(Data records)
□ □ □ □

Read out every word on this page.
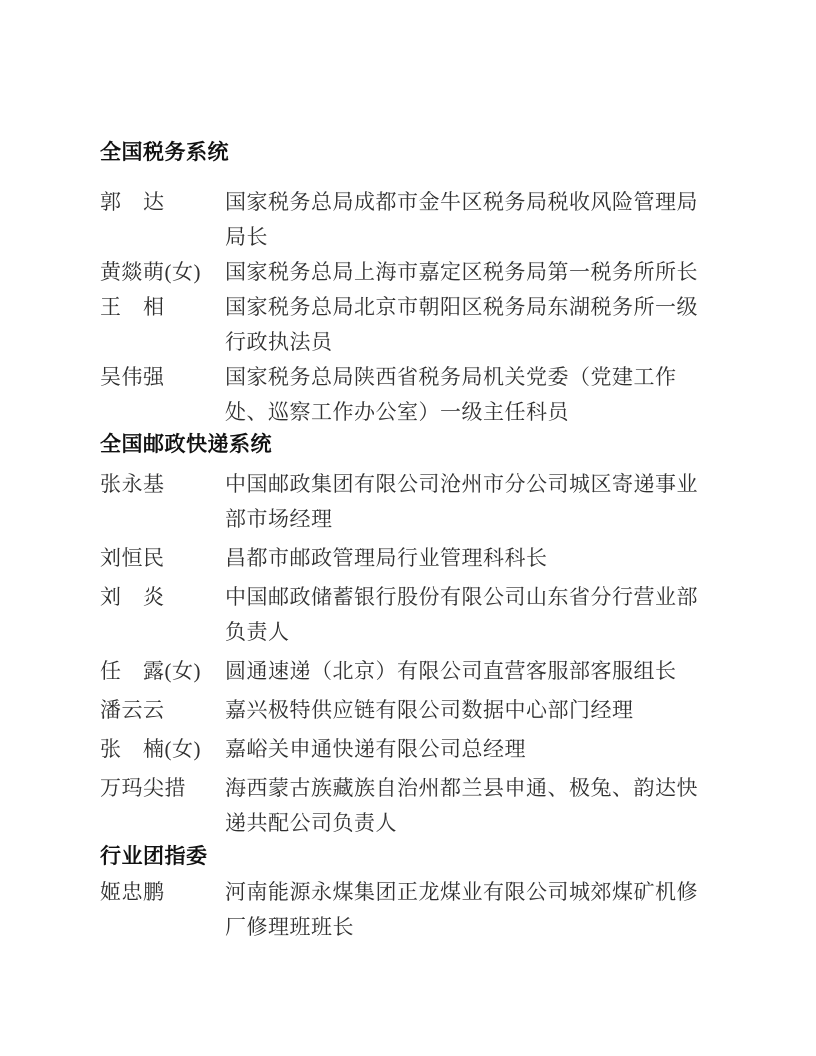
全国税务系统
郭　达	国家税务总局成都市金牛区税务局税收风险管理局局长
黄燚萌(女)	国家税务总局上海市嘉定区税务局第一税务所所长
王　相	国家税务总局北京市朝阳区税务局东湖税务所一级行政执法员
吴伟强	国家税务总局陕西省税务局机关党委（党建工作处、巡察工作办公室）一级主任科员
全国邮政快递系统
张永基	中国邮政集团有限公司沧州市分公司城区寄递事业部市场经理
刘恒民	昌都市邮政管理局行业管理科科长
刘　炎	中国邮政储蓄银行股份有限公司山东省分行营业部负责人
任　露(女)	圆通速递（北京）有限公司直营客服部客服组长
潘云云	嘉兴极特供应链有限公司数据中心部门经理
张　楠(女)	嘉峪关申通快递有限公司总经理
万玛尖措	海西蒙古族藏族自治州都兰县申通、极兔、韵达快递共配公司负责人
行业团指委
姬忠鹏	河南能源永煤集团正龙煤业有限公司城郊煤矿机修厂修理班班长
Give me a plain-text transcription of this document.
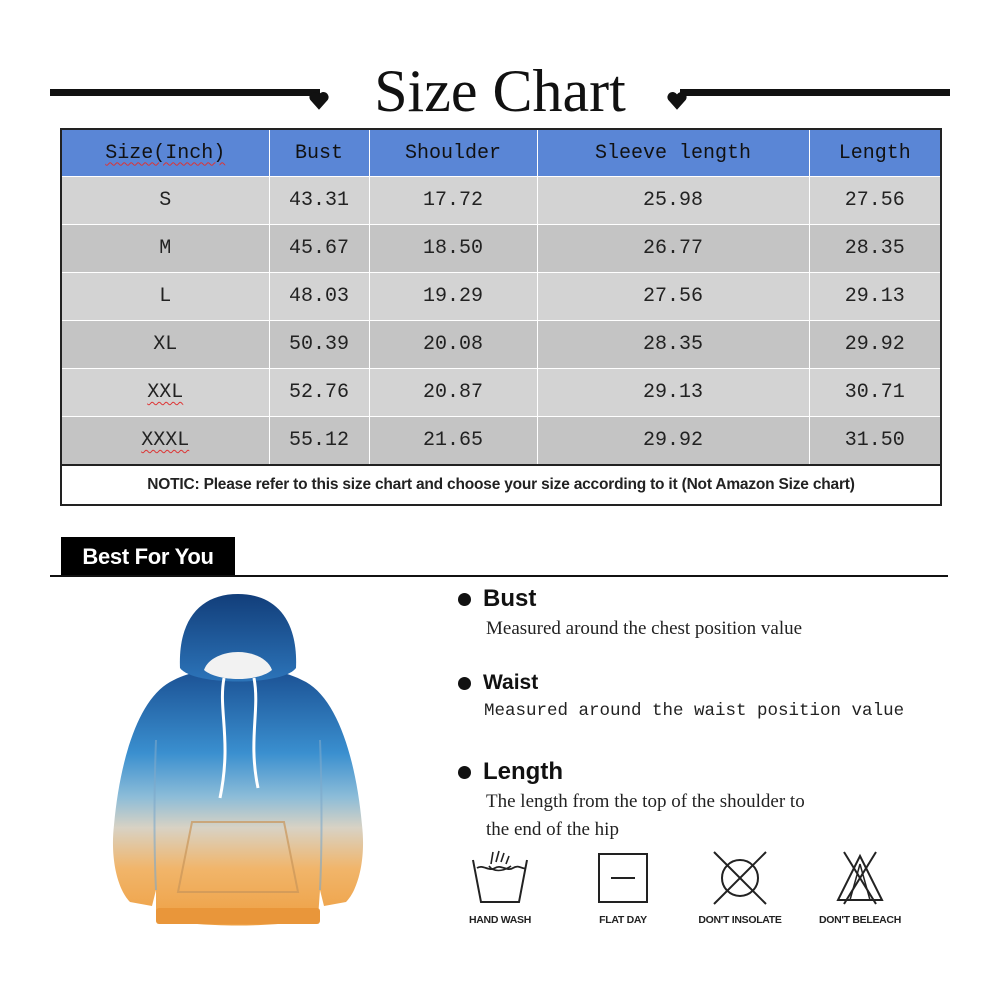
Size Chart
Size(Inch)	Bust	Shoulder	Sleeve length	Length
S	43.31	17.72	25.98	27.56
M	45.67	18.50	26.77	28.35
L	48.03	19.29	27.56	29.13
XL	50.39	20.08	28.35	29.92
XXL	52.76	20.87	29.13	30.71
XXXL	55.12	21.65	29.92	31.50
NOTIC: Please refer to this size chart and choose your size according to it (Not Amazon Size chart)				
Best For You
Bust
Measured around the chest position value
Waist
Measured around the waist position value
Length
The length from the top of the shoulder to
the end of the hip
HAND WASH	FLAT DAY	DON'T INSOLATE	DON'T BELEACH
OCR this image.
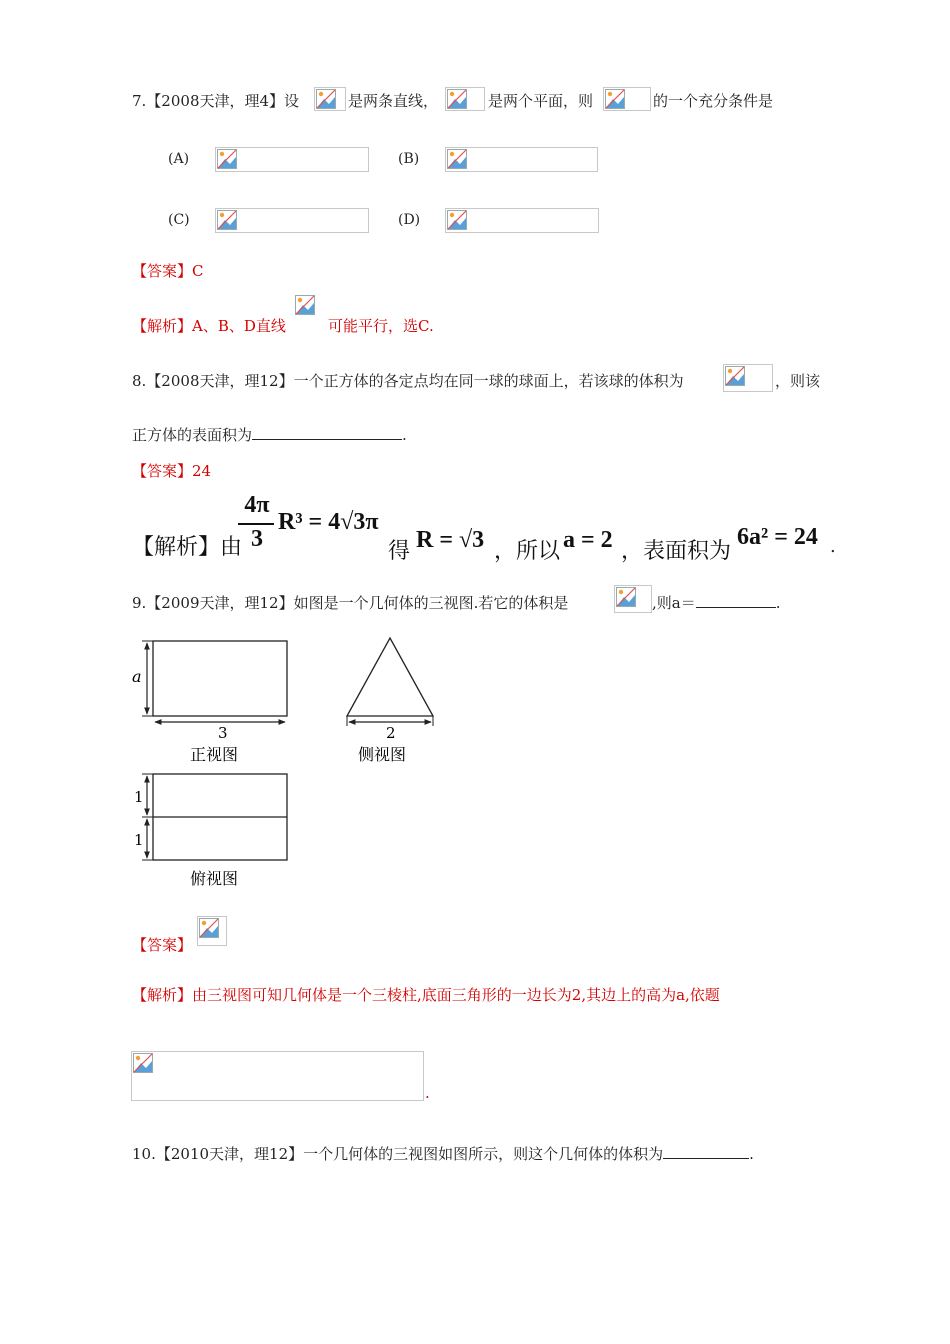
7.【2008天津，理4】设	是两条直线，	是两个平面，则	的一个充分条件是
(A)	(B)
(C)	(D)
【答案】C
【解析】A、B、D直线	可能平行，选C.
8.【2008天津，理12】一个正方体的各定点均在同一球的球面上，若该球的体积为	，则该
正方体的表面积为	.
【答案】24
【解析】由
4π
3
R³ = 4√3π
得 R = √3 ，所以 a = 2 ，表面积为
6a² = 24 .
9.【2009天津，理12】如图是一个几何体的三视图.若它的体积是	,则a＝	.
a
3
正视图
2
侧视图
1
1
俯视图
【答案】
【解析】由三视图可知几何体是一个三棱柱,底面三角形的一边长为2,其边上的高为a,依题
.
10.【2010天津，理12】一个几何体的三视图如图所示，则这个几何体的体积为	.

□ □ □ □

Written task: Omitting all images, print the listing exactly.

Response below:
Read out every word on this page.
全国税务系统
郭　达	国家税务总局成都市金牛区税务局税收风险管理局局长
黄燚萌(女)	国家税务总局上海市嘉定区税务局第一税务所所长
王　相	国家税务总局北京市朝阳区税务局东湖税务所一级行政执法员
吴伟强	国家税务总局陕西省税务局机关党委（党建工作处、巡察工作办公室）一级主任科员
全国邮政快递系统
张永基	中国邮政集团有限公司沧州市分公司城区寄递事业部市场经理
刘恒民	昌都市邮政管理局行业管理科科长
刘　炎	中国邮政储蓄银行股份有限公司山东省分行营业部负责人
任　露(女)	圆通速递（北京）有限公司直营客服部客服组长
潘云云	嘉兴极特供应链有限公司数据中心部门经理
张　楠(女)	嘉峪关申通快递有限公司总经理
万玛尖措	海西蒙古族藏族自治州都兰县申通、极兔、韵达快递共配公司负责人
行业团指委
姬忠鹏	河南能源永煤集团正龙煤业有限公司城郊煤矿机修厂修理班班长
Give me a plain-text transcription of this document.
Size Chart
Size(Inch)	Bust	Shoulder	Sleeve length	Length
S	43.31	17.72	25.98	27.56
M	45.67	18.50	26.77	28.35
L	48.03	19.29	27.56	29.13
XL	50.39	20.08	28.35	29.92
XXL	52.76	20.87	29.13	30.71
XXXL	55.12	21.65	29.92	31.50
NOTIC: Please refer to this size chart and choose your size according to it (Not Amazon Size chart)				
Best For You
Bust
Measured around the chest position value
Waist
Measured around the waist position value
Length
The length from the top of the shoulder to
the end of the hip
HAND WASH	FLAT DAY	DON'T INSOLATE	DON'T BELEACH
OCR this image.
7.【2008天津，理4】设	是两条直线，	是两个平面，则	的一个充分条件是
(A)	(B)
(C)	(D)
【答案】C
【解析】A、B、D直线	可能平行，选C.
8.【2008天津，理12】一个正方体的各定点均在同一球的球面上，若该球的体积为	，则该
正方体的表面积为	.
【答案】24
【解析】由
4π
3
R³ = 4√3π
得 R = √3 ，所以 a = 2 ，表面积为
6a² = 24 .
9.【2009天津，理12】如图是一个几何体的三视图.若它的体积是	,则a＝	.
a
3
正视图
2
侧视图
1
1
俯视图
【答案】
【解析】由三视图可知几何体是一个三棱柱,底面三角形的一边长为2,其边上的高为a,依题
.
10.【2010天津，理12】一个几何体的三视图如图所示，则这个几何体的体积为	.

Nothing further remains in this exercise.